- SHORT TASK
Exactly reproduce the lines from the line bearing "Transcribe this image's" through the end of the listing, inclusive of both; pictures are to be omitted.

- DATASET EXTRACT
——————
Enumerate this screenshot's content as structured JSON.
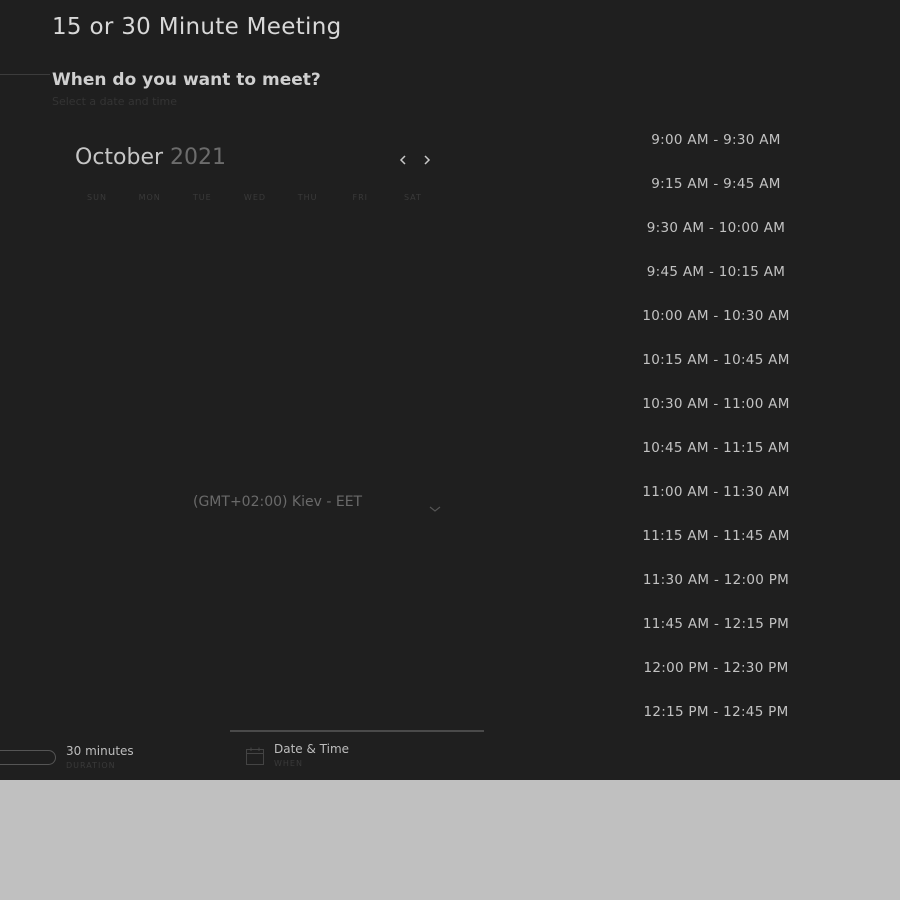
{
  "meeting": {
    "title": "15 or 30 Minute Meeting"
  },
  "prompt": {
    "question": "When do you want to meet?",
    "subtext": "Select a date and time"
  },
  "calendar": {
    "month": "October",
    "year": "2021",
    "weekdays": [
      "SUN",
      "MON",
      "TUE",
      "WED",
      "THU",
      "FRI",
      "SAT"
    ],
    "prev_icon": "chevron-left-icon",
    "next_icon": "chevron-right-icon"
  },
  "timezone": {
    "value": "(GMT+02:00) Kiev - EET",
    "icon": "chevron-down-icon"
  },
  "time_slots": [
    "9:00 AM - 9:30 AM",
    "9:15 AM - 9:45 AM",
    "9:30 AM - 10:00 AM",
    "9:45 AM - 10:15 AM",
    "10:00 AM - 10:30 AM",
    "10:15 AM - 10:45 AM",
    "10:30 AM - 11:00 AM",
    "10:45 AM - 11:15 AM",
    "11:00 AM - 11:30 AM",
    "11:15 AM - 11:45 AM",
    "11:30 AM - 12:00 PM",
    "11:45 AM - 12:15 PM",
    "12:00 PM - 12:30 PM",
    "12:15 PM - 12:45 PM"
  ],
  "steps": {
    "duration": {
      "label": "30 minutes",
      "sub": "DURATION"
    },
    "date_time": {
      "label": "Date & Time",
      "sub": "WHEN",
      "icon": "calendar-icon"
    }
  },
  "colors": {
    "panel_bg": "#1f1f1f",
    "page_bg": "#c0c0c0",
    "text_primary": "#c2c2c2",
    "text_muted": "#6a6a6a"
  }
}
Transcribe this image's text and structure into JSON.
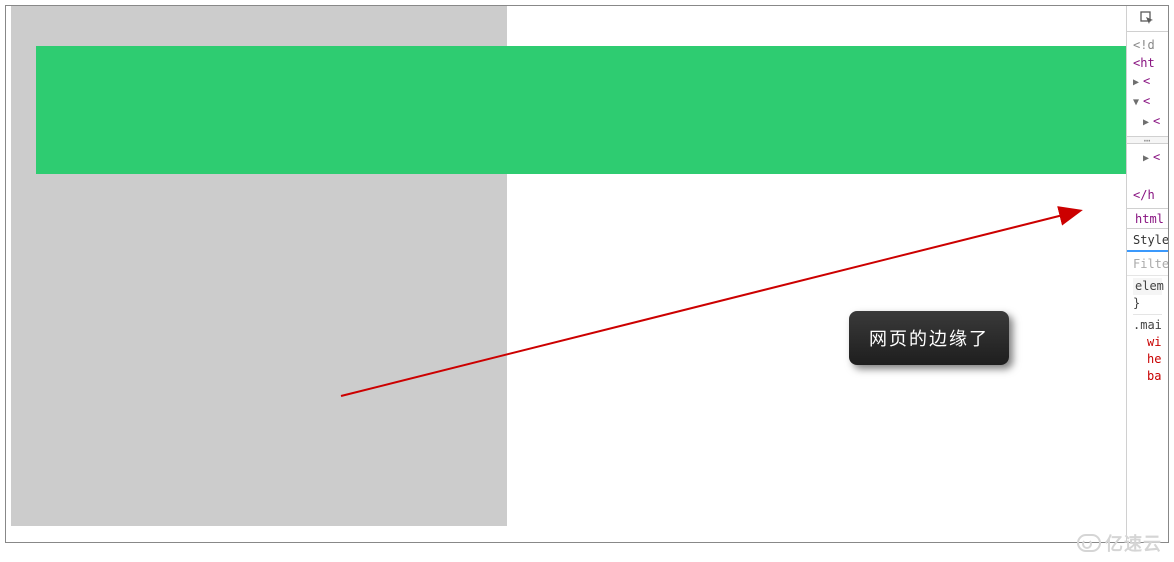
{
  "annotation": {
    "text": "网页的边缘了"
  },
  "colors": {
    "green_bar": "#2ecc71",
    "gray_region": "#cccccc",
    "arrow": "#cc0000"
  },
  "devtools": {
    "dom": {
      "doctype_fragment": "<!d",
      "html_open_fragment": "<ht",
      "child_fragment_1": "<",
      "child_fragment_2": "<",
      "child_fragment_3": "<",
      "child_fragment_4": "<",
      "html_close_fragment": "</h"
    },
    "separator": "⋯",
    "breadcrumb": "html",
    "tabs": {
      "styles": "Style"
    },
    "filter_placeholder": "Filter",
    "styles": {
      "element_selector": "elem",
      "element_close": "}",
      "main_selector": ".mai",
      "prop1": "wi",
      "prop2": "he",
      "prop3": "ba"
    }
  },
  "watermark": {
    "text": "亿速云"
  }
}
——————
- ANSWER
Transcribe this image's text and structure into JSON.
{
  "annotation": {
    "text": "网页的边缘了"
  },
  "colors": {
    "green_bar": "#2ecc71",
    "gray_region": "#cccccc",
    "arrow": "#cc0000"
  },
  "devtools": {
    "dom": {
      "doctype_fragment": "<!d",
      "html_open_fragment": "<ht",
      "child_fragment_1": "<",
      "child_fragment_2": "<",
      "child_fragment_3": "<",
      "child_fragment_4": "<",
      "html_close_fragment": "</h"
    },
    "separator": "⋯",
    "breadcrumb": "html",
    "tabs": {
      "styles": "Style"
    },
    "filter_placeholder": "Filter",
    "styles": {
      "element_selector": "elem",
      "element_close": "}",
      "main_selector": ".mai",
      "prop1": "wi",
      "prop2": "he",
      "prop3": "ba"
    }
  },
  "watermark": {
    "text": "亿速云"
  }
}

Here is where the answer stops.